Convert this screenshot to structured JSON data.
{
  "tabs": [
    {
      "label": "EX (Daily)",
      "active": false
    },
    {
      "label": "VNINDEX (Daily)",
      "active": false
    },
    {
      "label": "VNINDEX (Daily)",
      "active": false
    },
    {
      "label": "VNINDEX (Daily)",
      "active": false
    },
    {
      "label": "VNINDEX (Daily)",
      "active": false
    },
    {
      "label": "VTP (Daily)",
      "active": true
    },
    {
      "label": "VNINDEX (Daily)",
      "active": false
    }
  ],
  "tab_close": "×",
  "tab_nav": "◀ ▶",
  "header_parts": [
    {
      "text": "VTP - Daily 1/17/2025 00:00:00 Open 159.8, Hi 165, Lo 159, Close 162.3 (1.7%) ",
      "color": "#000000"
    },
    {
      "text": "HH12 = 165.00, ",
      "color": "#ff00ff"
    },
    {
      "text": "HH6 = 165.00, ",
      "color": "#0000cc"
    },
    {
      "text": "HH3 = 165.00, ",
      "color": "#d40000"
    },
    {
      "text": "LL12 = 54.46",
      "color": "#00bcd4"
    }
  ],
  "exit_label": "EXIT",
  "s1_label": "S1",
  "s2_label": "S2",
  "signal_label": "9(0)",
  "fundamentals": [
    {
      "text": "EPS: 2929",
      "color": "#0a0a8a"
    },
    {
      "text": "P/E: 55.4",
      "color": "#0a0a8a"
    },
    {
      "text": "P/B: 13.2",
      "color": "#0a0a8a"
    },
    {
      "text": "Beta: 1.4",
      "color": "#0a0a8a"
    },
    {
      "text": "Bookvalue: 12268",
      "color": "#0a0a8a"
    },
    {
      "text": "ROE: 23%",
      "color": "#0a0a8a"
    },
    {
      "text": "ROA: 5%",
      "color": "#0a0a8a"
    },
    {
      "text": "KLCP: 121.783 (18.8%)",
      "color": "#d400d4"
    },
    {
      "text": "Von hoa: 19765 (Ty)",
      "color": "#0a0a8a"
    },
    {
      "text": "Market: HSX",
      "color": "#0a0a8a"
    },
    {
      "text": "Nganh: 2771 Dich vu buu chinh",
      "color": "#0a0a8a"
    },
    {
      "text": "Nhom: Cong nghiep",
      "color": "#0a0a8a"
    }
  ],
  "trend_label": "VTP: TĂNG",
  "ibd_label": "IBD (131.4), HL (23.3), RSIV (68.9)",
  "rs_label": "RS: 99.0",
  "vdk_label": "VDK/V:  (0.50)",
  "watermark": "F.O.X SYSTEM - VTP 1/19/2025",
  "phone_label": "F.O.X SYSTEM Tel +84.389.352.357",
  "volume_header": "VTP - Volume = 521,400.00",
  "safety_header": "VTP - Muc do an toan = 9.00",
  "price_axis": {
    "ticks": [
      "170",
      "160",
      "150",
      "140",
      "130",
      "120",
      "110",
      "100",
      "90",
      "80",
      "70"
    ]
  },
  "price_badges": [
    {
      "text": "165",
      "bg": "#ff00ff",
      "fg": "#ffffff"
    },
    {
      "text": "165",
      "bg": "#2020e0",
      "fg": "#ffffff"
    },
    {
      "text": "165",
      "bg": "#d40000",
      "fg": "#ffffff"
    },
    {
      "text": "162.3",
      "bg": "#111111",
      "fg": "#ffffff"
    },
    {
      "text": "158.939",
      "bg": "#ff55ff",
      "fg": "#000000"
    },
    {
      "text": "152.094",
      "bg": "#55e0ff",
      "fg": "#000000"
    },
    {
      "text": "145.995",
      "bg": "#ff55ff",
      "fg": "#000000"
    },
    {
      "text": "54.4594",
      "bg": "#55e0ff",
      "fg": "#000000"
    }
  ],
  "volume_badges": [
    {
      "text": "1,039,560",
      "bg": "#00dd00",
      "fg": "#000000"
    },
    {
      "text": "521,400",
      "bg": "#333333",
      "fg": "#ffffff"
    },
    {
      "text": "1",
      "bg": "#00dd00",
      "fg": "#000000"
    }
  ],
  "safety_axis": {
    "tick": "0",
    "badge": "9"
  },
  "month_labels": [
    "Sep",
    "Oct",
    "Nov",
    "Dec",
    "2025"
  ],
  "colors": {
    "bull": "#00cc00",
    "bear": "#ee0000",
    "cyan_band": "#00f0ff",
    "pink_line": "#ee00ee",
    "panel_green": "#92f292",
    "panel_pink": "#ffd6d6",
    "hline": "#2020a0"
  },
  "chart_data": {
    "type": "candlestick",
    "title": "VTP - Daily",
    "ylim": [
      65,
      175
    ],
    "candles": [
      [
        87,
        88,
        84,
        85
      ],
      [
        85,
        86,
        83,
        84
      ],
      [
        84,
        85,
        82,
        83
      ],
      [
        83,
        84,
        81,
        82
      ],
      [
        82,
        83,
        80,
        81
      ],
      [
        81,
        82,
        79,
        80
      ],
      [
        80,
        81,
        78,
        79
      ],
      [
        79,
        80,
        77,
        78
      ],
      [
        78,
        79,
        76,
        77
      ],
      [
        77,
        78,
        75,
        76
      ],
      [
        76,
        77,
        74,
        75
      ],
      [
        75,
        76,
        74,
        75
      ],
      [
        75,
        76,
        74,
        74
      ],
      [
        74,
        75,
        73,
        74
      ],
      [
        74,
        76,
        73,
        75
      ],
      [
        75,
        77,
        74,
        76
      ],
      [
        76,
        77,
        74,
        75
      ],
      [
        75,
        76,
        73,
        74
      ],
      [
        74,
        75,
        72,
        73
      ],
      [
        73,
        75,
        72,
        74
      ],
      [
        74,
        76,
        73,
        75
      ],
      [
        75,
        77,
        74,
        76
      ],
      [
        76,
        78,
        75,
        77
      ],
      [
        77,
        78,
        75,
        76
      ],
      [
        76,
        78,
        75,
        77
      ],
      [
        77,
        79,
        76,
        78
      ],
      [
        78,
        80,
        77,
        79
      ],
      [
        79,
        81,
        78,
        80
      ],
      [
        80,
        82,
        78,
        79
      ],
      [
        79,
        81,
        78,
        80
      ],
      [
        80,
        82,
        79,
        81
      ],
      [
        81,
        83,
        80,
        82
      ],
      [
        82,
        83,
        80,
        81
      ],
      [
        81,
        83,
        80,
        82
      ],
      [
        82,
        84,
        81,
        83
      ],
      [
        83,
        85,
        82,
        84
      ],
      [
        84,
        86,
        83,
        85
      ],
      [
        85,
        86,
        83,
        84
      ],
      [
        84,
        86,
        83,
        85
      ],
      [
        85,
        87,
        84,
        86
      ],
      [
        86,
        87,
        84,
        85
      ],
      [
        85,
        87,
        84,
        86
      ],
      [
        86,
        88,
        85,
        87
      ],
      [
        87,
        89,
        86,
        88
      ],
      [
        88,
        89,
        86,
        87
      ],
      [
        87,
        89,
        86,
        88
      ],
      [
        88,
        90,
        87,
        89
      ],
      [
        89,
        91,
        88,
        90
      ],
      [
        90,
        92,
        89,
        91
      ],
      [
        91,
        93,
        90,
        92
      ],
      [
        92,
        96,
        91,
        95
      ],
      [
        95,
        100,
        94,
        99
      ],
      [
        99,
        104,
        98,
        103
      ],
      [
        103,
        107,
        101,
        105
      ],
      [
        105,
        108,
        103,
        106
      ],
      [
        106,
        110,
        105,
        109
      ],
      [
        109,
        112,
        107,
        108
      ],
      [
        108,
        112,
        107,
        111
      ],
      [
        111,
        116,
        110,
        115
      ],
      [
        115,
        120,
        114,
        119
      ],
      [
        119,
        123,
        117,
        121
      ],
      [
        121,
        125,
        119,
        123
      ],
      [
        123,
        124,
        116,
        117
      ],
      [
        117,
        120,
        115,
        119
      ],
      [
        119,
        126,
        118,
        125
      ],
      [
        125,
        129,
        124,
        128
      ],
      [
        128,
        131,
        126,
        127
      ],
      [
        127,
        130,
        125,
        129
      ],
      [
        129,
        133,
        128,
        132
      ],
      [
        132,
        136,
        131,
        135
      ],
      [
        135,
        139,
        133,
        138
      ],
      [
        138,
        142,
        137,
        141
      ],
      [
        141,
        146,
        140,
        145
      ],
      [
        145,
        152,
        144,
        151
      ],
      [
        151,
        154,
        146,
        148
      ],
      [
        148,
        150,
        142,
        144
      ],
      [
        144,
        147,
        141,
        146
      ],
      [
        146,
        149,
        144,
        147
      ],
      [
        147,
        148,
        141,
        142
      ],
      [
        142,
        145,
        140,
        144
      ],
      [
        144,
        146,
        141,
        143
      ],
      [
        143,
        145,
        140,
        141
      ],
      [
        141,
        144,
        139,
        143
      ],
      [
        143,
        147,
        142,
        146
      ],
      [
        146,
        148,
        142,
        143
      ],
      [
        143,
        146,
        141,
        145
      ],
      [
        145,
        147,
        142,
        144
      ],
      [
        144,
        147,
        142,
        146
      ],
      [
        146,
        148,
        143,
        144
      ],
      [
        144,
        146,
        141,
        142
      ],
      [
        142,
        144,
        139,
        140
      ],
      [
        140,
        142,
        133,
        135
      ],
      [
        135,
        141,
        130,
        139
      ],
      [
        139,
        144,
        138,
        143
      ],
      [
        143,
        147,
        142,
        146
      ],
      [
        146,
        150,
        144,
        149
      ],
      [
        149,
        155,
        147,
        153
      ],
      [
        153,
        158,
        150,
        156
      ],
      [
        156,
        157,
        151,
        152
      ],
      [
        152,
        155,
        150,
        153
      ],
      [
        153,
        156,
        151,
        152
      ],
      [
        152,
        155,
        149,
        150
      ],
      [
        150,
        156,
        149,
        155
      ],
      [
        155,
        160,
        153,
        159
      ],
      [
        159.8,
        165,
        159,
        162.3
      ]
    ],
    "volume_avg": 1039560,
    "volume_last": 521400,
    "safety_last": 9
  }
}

### WHAT YOU HAVE TO DO
Pick out the lines containing the string "SYSTEM".

### OUTPUT BELOW
  "watermark": "F.O.X SYSTEM - VTP 1/19/2025",
  "phone_label": "F.O.X SYSTEM Tel +84.389.352.357",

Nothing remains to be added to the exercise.